— Start —

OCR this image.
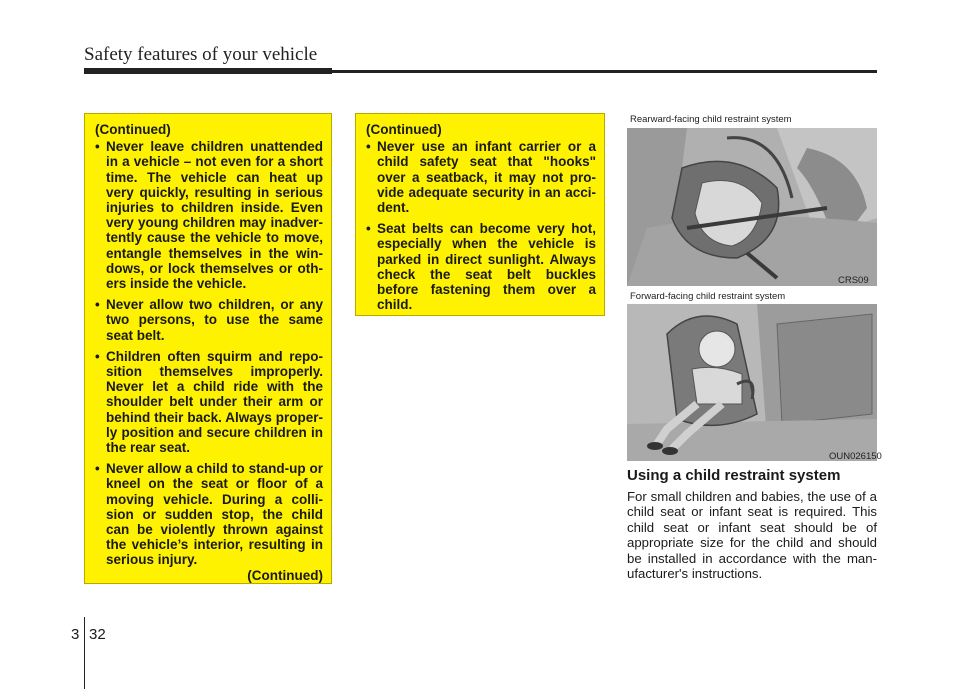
Safety features of your vehicle
(Continued)
• Never leave children unattended in a vehicle – not even for a short time. The vehicle can heat up very quickly, resulting in serious injuries to children inside. Even very young children may inadver-tently cause the vehicle to move, entangle themselves in the win-dows, or lock themselves or oth-ers inside the vehicle.
• Never allow two children, or any two persons, to use the same seat belt.
• Children often squirm and repo-sition themselves improperly. Never let a child ride with the shoulder belt under their arm or behind their back. Always proper-ly position and secure children in the rear seat.
• Never allow a child to stand-up or kneel on the seat or floor of a moving vehicle. During a colli-sion or sudden stop, the child can be violently thrown against the vehicle’s interior, resulting in serious injury.
(Continued)
(Continued)
• Never use an infant carrier or a child safety seat that "hooks" over a seatback, it may not pro-vide adequate security in an acci-dent.
• Seat belts can become very hot, especially when the vehicle is parked in direct sunlight. Always check the seat belt buckles before fastening them over a child.
Rearward-facing child restraint system
CRS09
Forward-facing child restraint system
OUN026150
Using a child restraint system
For small children and babies, the use of a child seat or infant seat is required. This child seat or infant seat should be of appropriate size for the child and should be installed in accordance with the man-ufacturer's instructions.
3 32
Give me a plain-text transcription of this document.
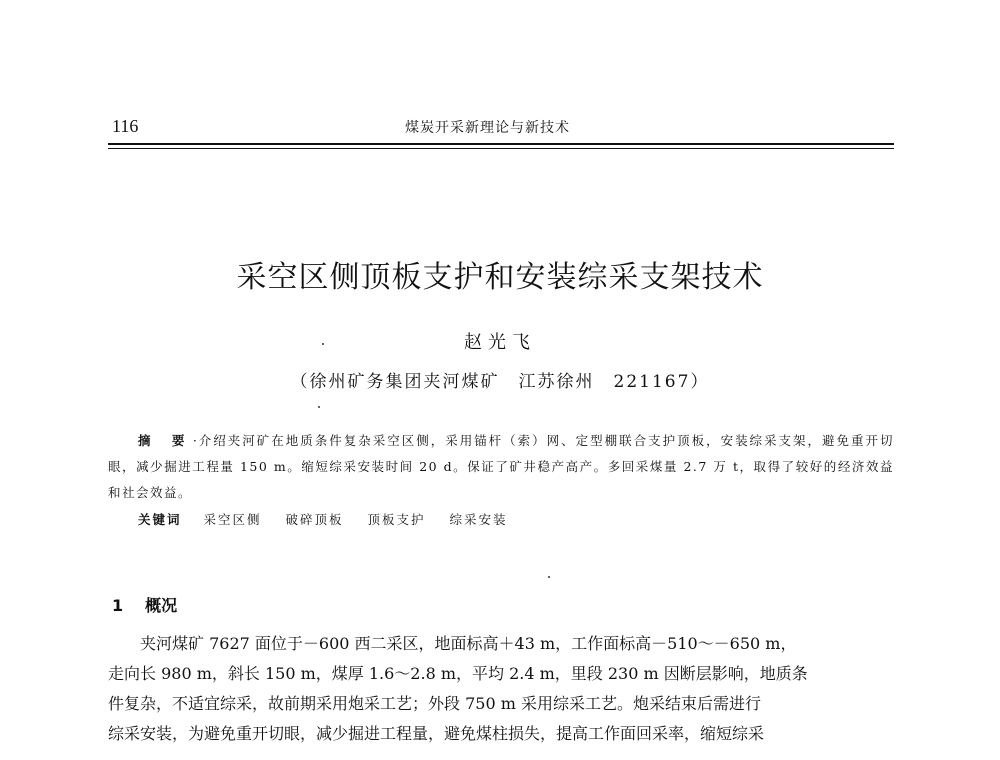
116	煤炭开采新理论与新技术
采空区侧顶板支护和安装综采支架技术
赵光飞
（徐州矿务集团夹河煤矿　江苏徐州　221167）
摘 要·介绍夹河矿在地质条件复杂采空区侧，采用锚杆（索）网、定型棚联合支护顶板，安装综采支架，避免重开切眼，减少掘进工程量 150 m。缩短综采安装时间 20 d。保证了矿井稳产高产。多回采煤量 2.7 万 t，取得了较好的经济效益和社会效益。
关键词 采空区侧 破碎顶板 顶板支护 综采安装
1 概况
夹河煤矿 7627 面位于－600 西二采区，地面标高＋43 m，工作面标高－510～－650 m，
走向长 980 m，斜长 150 m，煤厚 1.6～2.8 m，平均 2.4 m，里段 230 m 因断层影响，地质条
件复杂，不适宜综采，故前期采用炮采工艺；外段 750 m 采用综采工艺。炮采结束后需进行
综采安装，为避免重开切眼，减少掘进工程量，避免煤柱损失，提高工作面回采率，缩短综采
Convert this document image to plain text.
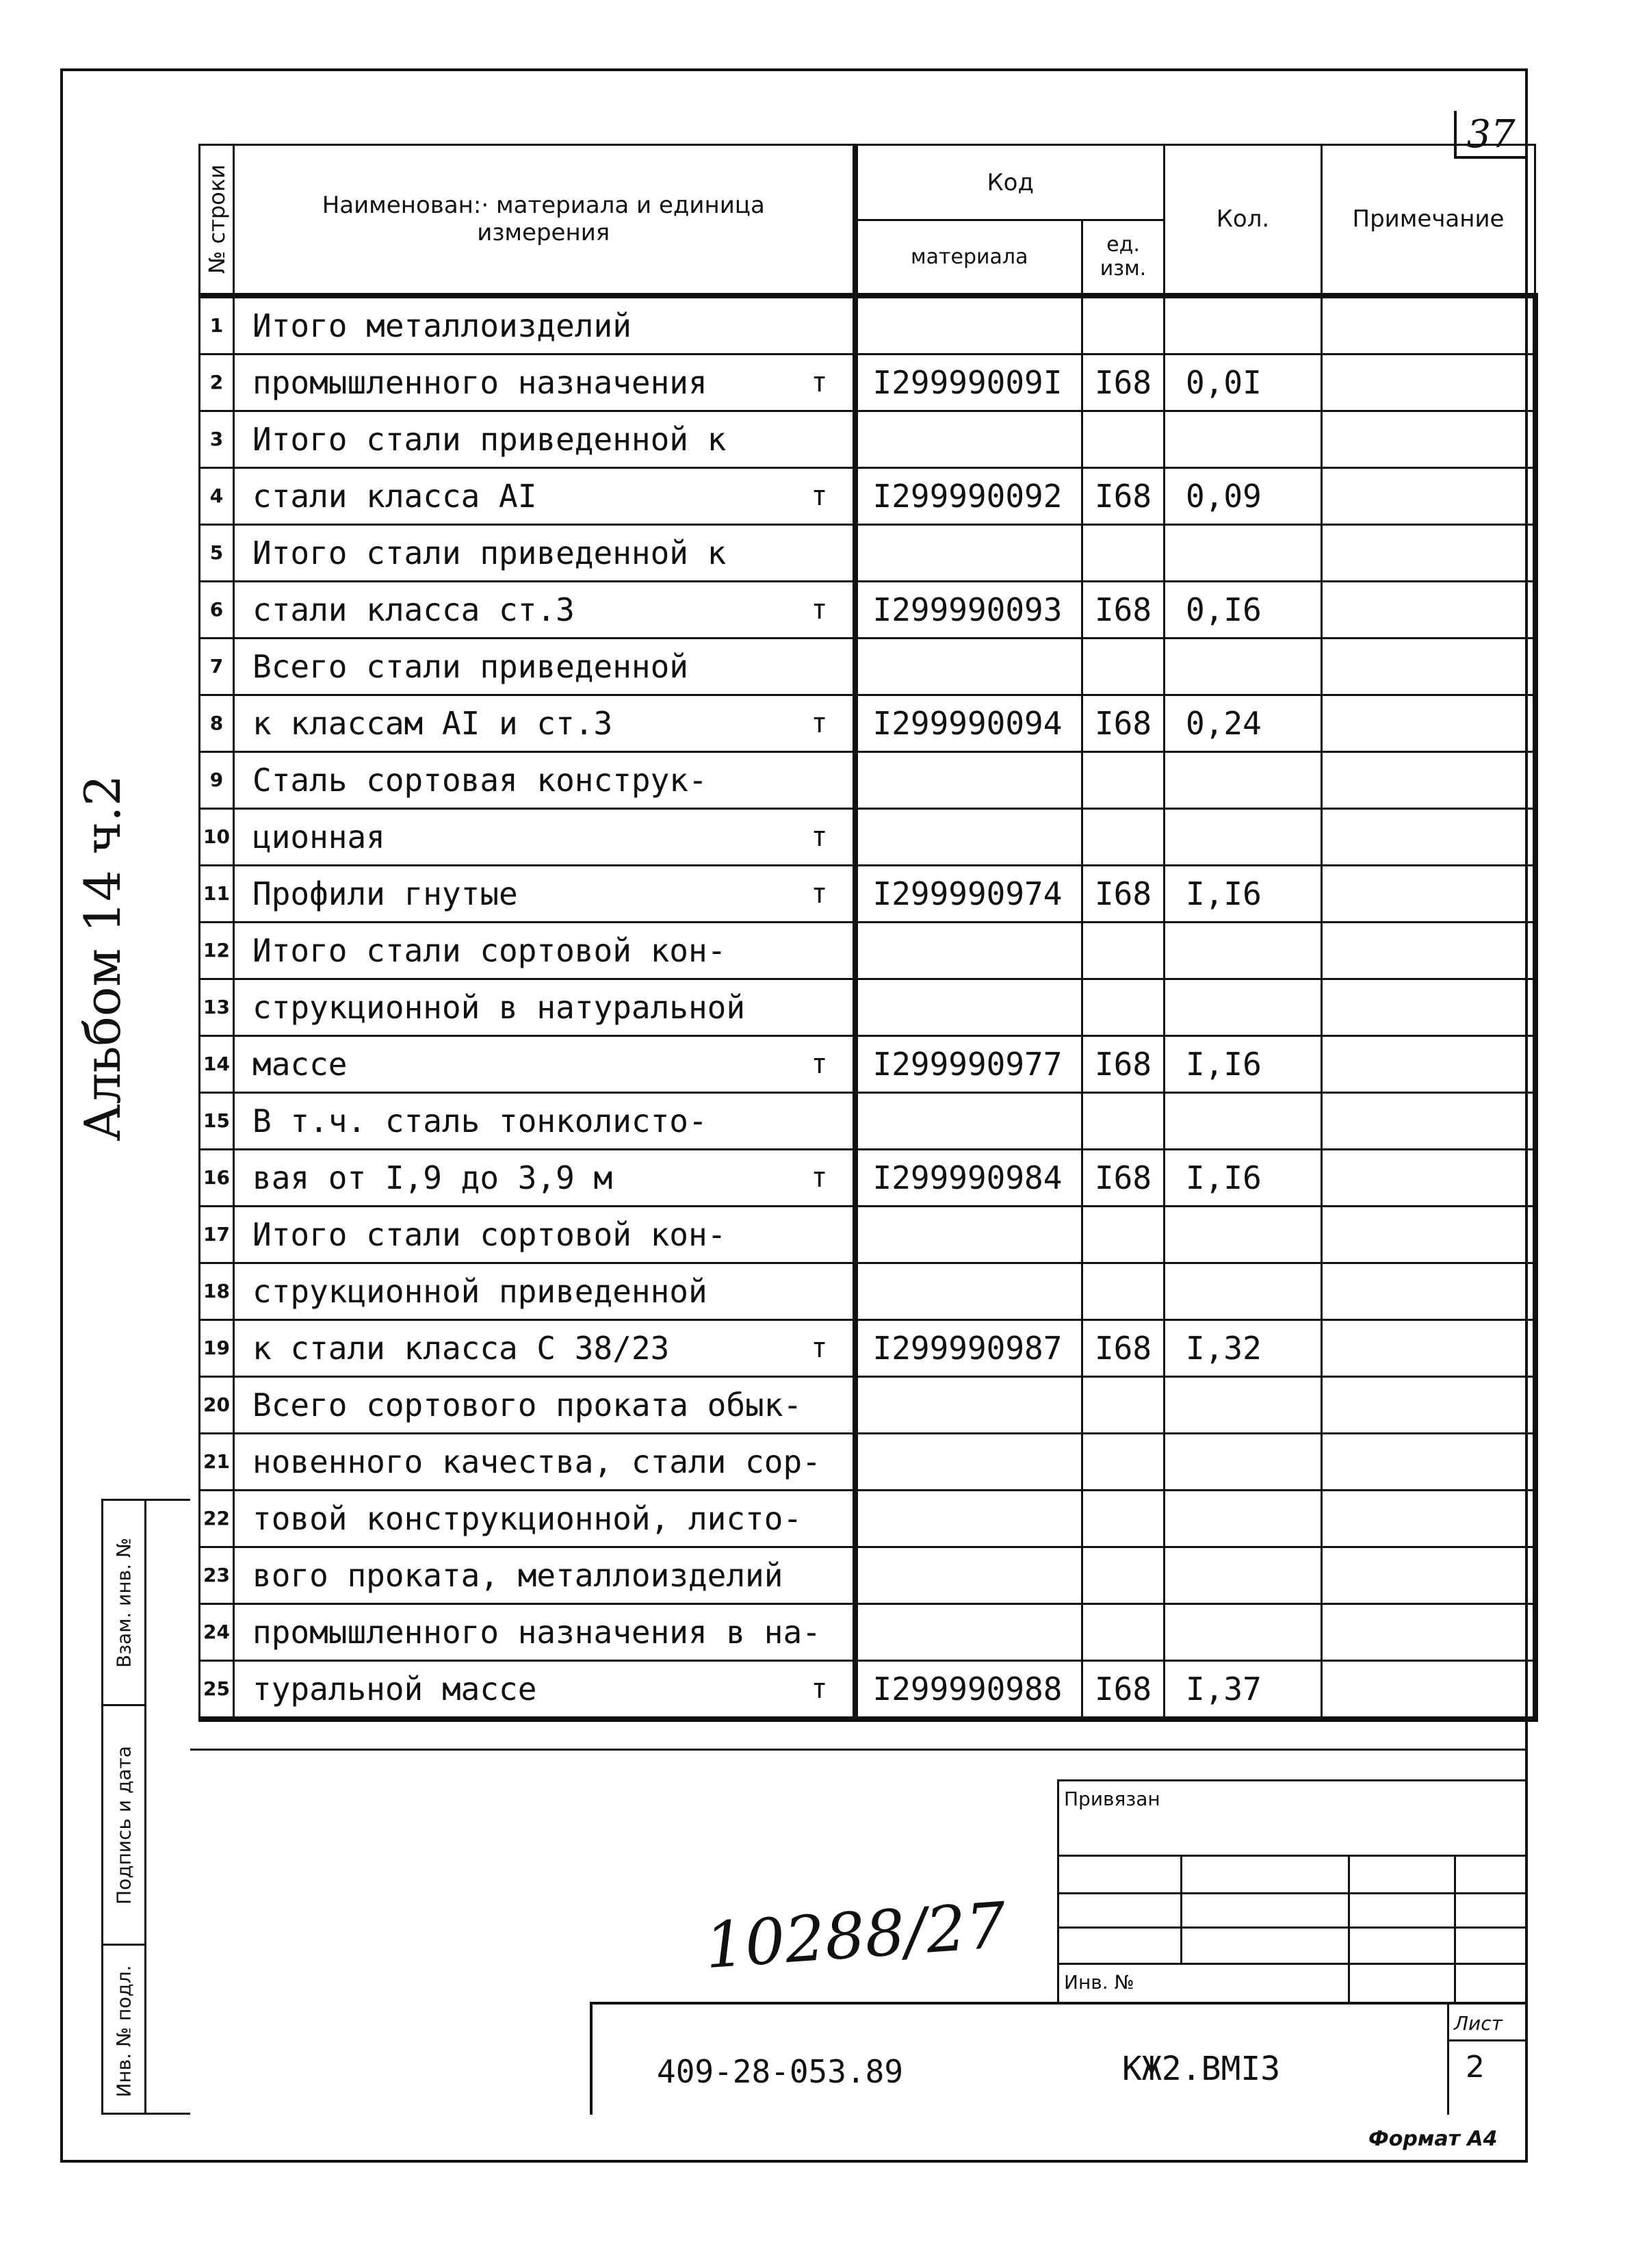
37
№ строки	Наименован:· материала и единица измерения	Код		Кол.	Примечание
		материала	ед. изм.		
1	Итого металлоизделий

2	промышленного назначения т	I29999009I	I68	0,0I	
3	Итого стали приведенной к

4	стали класса AI т	I299990092	I68	0,09	
5	Итого стали приведенной к

6	стали класса ст.3 т	I299990093	I68	0,I6	
7	Всего стали приведенной

8	к классам AI и ст.3 т	I299990094	I68	0,24	
9	Сталь сортовая конструк-

10	ционная т				

11	Профили гнутые т	I299990974	I68	I,I6	
12	Итого стали сортовой кон-

13	струкционной в натуральной

14	массе т	I299990977	I68	I,I6	
15	В т.ч. сталь тонколисто-

16	вая от I,9 до 3,9 м т	I299990984	I68	I,I6	
17	Итого стали сортовой кон-

18	струкционной приведенной

19	к стали класса С 38/23 т	I299990987	I68	I,32	
20	Всего сортового проката обык-

21	новенного качества, стали сор-

22	товой конструкционной, листо-

23	вого проката, металлоизделий

24	промышленного назначения в на-

25	туральной массе т	I299990988	I68	I,37	
Альбом 14 ч.2
Взам. инв. №
Подпись и дата
Инв. № подл.
10288/27
Привязан
Инв. №
409-28-053.89	КЖ2.ВМI3
Лист
2
Формат А4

— End —

## EXERCISE DETAILS
Collect every line above that contains the word "Never".

## TASK ANSWER
• Never leave children unattended in a vehicle – not even for a short time. The vehicle can heat up very quickly, resulting in serious injuries to children inside. Even very young children may inadver-tently cause the vehicle to move, entangle themselves in the win-dows, or lock themselves or oth-ers inside the vehicle.
• Never allow two children, or any two persons, to use the same seat belt.
• Children often squirm and repo-sition themselves improperly. Never let a child ride with the shoulder belt under their arm or behind their back. Always proper-ly position and secure children in the rear seat.
• Never allow a child to stand-up or kneel on the seat or floor of a moving vehicle. During a colli-sion or sudden stop, the child can be violently thrown against the vehicle’s interior, resulting in serious injury.
• Never use an infant carrier or a child safety seat that "hooks" over a seatback, it may not pro-vide adequate security in an acci-dent.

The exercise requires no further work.